Go through the records and extract every line with the word "title".

-- start --

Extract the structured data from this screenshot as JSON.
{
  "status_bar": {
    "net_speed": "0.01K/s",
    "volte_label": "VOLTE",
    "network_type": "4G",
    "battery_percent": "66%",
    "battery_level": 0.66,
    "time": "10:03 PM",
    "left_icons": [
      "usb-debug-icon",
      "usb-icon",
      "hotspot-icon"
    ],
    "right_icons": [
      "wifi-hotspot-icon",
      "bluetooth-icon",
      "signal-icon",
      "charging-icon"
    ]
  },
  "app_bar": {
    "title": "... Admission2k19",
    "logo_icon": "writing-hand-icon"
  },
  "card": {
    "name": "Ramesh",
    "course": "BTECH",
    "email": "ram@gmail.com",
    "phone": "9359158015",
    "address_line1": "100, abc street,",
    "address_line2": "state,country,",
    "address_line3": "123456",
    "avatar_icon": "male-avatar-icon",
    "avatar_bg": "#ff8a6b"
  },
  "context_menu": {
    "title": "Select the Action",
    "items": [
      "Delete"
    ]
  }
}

-- end --

**Final result:**
    "title": "... Admission2k19",
    "title": "Select the Action",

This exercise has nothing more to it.